Your objective =
Write every line out verbatim and omit the pictures.
___
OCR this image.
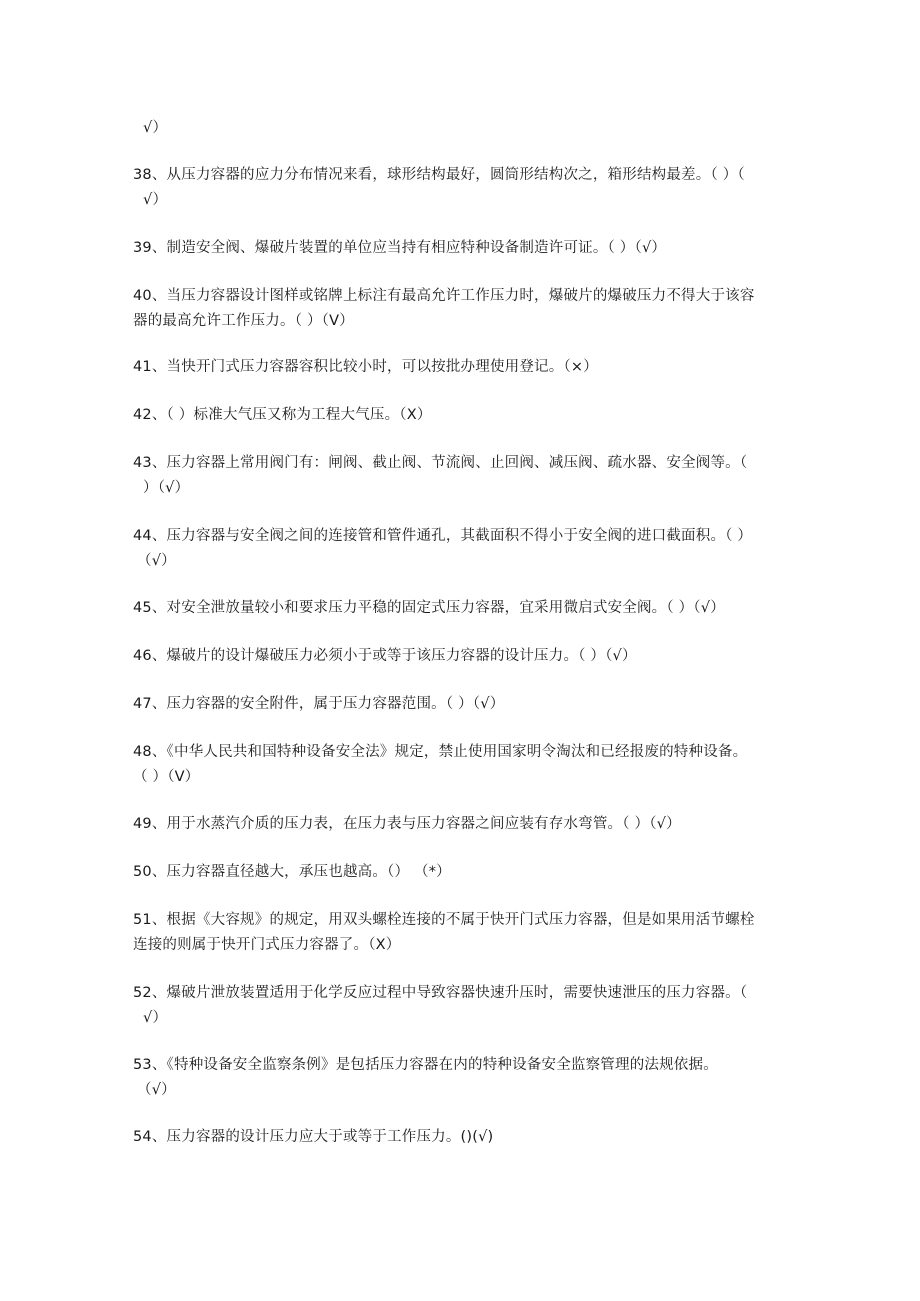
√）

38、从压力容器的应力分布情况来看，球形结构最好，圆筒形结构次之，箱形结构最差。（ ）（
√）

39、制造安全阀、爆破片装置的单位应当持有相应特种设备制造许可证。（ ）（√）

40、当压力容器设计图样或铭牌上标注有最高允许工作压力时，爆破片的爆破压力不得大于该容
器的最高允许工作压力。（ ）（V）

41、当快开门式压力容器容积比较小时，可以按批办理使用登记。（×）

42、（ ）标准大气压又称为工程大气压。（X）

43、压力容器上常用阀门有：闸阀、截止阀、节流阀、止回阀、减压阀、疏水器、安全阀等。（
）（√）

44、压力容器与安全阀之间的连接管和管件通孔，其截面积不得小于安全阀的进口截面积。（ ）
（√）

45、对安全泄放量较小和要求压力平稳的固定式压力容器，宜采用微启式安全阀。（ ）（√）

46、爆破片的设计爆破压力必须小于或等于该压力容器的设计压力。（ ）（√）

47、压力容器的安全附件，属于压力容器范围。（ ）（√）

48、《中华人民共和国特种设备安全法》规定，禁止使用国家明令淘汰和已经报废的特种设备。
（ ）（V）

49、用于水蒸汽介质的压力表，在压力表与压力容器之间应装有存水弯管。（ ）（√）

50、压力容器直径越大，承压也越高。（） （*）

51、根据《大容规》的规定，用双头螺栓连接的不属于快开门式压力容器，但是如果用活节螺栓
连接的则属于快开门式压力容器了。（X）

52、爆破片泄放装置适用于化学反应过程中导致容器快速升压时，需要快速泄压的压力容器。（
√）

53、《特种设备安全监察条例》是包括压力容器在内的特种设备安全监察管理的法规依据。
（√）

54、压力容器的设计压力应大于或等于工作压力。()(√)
___
Exercise answer =
OCR this image.
√）

38、从压力容器的应力分布情况来看，球形结构最好，圆筒形结构次之，箱形结构最差。（ ）（
√）

39、制造安全阀、爆破片装置的单位应当持有相应特种设备制造许可证。（ ）（√）

40、当压力容器设计图样或铭牌上标注有最高允许工作压力时，爆破片的爆破压力不得大于该容
器的最高允许工作压力。（ ）（V）

41、当快开门式压力容器容积比较小时，可以按批办理使用登记。（×）

42、（ ）标准大气压又称为工程大气压。（X）

43、压力容器上常用阀门有：闸阀、截止阀、节流阀、止回阀、减压阀、疏水器、安全阀等。（
）（√）

44、压力容器与安全阀之间的连接管和管件通孔，其截面积不得小于安全阀的进口截面积。（ ）
（√）

45、对安全泄放量较小和要求压力平稳的固定式压力容器，宜采用微启式安全阀。（ ）（√）

46、爆破片的设计爆破压力必须小于或等于该压力容器的设计压力。（ ）（√）

47、压力容器的安全附件，属于压力容器范围。（ ）（√）

48、《中华人民共和国特种设备安全法》规定，禁止使用国家明令淘汰和已经报废的特种设备。
（ ）（V）

49、用于水蒸汽介质的压力表，在压力表与压力容器之间应装有存水弯管。（ ）（√）

50、压力容器直径越大，承压也越高。（） （*）

51、根据《大容规》的规定，用双头螺栓连接的不属于快开门式压力容器，但是如果用活节螺栓
连接的则属于快开门式压力容器了。（X）

52、爆破片泄放装置适用于化学反应过程中导致容器快速升压时，需要快速泄压的压力容器。（
√）

53、《特种设备安全监察条例》是包括压力容器在内的特种设备安全监察管理的法规依据。
（√）

54、压力容器的设计压力应大于或等于工作压力。()(√)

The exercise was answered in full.